Dataset excerpts
◇ ◇ ◇ ◇

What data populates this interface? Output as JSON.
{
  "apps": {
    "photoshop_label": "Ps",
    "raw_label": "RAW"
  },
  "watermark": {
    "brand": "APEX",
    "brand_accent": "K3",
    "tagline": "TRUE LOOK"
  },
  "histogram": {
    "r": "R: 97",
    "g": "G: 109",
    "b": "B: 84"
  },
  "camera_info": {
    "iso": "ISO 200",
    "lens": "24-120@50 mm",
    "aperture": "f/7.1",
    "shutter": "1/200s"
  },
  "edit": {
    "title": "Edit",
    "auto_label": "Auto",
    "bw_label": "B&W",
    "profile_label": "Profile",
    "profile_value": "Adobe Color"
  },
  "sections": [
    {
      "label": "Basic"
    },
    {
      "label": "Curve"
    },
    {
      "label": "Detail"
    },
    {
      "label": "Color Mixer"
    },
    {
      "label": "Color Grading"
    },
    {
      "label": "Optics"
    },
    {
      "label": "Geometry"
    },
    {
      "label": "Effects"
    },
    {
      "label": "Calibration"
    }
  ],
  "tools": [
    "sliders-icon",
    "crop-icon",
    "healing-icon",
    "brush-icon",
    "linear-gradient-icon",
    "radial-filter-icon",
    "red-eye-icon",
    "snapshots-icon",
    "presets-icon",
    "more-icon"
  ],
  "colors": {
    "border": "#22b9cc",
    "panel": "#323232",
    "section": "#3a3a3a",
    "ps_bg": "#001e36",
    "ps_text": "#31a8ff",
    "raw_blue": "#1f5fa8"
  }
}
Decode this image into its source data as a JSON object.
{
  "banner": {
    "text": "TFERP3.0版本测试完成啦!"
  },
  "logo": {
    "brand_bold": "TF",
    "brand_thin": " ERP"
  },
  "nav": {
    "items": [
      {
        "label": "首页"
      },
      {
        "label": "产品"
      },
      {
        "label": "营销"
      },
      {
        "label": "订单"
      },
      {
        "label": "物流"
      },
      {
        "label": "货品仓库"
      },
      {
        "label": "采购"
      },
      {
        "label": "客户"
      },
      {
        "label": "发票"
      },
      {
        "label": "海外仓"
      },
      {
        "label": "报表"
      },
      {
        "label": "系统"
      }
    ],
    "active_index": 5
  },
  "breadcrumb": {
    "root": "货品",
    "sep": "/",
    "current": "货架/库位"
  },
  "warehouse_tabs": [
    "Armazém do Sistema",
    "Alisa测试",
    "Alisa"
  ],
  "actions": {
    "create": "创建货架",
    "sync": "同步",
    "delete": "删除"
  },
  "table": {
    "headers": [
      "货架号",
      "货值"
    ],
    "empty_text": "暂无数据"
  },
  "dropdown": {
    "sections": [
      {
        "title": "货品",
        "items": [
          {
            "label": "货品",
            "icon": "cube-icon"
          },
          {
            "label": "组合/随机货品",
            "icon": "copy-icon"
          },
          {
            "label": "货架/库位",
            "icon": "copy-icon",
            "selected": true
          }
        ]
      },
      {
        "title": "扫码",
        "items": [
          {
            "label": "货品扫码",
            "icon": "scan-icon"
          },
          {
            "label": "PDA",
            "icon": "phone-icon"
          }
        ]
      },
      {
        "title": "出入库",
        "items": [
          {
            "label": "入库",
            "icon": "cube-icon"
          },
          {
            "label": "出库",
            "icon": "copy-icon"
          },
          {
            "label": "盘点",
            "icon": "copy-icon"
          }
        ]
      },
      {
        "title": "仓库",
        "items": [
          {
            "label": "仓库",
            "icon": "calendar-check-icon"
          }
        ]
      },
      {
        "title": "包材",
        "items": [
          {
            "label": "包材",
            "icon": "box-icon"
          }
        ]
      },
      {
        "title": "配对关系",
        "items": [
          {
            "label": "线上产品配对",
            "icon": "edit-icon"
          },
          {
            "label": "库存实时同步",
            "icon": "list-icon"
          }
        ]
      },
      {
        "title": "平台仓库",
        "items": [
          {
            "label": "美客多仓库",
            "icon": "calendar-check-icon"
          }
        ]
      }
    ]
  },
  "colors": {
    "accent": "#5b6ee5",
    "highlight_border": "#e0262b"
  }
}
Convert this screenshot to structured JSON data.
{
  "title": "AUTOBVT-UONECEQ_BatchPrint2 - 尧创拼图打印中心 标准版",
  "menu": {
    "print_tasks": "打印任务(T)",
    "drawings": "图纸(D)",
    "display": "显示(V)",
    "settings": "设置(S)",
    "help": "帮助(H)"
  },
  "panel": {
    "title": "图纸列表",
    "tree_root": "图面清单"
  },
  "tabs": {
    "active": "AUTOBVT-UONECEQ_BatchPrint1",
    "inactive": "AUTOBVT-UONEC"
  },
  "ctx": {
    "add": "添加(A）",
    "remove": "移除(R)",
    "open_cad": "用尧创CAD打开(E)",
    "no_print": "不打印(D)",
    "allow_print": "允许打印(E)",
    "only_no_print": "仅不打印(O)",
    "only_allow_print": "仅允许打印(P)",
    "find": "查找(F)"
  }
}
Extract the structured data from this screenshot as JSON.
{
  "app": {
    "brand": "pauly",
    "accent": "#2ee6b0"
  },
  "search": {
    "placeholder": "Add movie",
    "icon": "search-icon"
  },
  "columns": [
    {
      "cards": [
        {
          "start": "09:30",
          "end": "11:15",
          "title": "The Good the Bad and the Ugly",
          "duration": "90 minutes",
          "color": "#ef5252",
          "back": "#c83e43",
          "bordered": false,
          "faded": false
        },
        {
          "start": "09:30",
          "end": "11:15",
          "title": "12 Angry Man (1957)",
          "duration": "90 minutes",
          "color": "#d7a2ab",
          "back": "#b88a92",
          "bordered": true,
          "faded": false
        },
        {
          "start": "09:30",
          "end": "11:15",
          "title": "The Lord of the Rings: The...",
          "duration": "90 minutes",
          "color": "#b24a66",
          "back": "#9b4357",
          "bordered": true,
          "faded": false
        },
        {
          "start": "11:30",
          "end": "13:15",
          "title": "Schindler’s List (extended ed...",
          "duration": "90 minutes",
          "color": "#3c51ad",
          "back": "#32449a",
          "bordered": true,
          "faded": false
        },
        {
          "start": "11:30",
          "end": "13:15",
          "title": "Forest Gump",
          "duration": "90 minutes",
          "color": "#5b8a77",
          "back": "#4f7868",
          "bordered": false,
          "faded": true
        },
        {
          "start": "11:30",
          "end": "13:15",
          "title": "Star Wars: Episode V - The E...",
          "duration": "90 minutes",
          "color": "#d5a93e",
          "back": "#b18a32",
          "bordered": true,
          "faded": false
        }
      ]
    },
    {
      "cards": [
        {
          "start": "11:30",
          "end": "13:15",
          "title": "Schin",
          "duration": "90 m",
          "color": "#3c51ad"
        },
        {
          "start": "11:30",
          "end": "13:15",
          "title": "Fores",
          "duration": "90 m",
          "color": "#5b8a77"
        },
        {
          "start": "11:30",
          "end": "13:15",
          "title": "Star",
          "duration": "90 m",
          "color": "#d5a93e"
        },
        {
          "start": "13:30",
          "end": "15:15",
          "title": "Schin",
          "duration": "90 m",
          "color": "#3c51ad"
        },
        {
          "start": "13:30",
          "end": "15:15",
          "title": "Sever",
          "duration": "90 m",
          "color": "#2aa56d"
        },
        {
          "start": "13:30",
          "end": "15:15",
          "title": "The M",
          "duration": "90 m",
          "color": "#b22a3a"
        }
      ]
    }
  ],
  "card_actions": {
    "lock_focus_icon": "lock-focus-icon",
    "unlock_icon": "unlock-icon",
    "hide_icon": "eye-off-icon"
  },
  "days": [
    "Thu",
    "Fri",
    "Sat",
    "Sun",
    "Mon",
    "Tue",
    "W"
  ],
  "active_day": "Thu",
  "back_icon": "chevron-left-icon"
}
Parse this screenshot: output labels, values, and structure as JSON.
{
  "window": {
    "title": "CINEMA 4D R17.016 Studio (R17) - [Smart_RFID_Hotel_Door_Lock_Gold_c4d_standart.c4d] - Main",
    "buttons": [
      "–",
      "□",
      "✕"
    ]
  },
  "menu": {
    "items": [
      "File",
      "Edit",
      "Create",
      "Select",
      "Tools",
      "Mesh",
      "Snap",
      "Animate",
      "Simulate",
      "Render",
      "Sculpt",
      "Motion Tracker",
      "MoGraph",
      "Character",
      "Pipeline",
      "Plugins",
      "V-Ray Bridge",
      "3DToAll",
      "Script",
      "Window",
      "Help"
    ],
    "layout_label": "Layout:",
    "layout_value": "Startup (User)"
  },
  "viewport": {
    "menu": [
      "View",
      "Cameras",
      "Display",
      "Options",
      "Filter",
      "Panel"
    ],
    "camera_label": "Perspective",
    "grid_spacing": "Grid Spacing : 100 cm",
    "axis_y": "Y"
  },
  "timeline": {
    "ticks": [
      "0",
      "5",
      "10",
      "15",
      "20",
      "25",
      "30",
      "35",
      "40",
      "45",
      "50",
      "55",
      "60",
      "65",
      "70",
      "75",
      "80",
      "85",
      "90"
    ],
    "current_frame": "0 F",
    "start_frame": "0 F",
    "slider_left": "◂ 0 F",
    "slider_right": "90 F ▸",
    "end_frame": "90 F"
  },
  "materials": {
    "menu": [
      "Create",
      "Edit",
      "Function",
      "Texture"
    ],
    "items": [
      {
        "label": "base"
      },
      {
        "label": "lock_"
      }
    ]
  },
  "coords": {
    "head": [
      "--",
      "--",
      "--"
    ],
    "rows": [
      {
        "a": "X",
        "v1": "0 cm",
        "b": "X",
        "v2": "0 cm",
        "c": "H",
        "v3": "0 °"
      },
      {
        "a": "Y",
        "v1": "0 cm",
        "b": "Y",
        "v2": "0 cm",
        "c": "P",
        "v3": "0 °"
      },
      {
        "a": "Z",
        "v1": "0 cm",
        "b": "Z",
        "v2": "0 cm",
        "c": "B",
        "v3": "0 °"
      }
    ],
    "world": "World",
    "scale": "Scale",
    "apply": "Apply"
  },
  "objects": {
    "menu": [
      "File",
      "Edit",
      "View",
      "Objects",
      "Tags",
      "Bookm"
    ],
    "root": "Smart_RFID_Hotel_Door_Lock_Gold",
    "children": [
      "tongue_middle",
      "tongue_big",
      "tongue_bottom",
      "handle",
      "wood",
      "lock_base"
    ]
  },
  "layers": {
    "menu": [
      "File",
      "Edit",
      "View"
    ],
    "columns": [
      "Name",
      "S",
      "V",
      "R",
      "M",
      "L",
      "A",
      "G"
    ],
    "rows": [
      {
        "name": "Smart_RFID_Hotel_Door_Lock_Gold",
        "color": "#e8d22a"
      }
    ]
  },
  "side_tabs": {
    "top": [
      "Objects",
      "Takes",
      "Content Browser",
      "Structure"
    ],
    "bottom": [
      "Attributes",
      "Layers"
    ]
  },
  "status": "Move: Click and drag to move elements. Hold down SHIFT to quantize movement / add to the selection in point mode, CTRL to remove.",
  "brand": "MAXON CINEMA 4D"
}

◇ ◇ ◇ ◇

Task to complete ▸ Copy all lines from the listing that contain "remove".

Solution for this problem ▸
    "remove": "移除(R)",
  "status": "Move: Click and drag to move elements. Hold down SHIFT to quantize movement / add to the selection in point mode, CTRL to remove.",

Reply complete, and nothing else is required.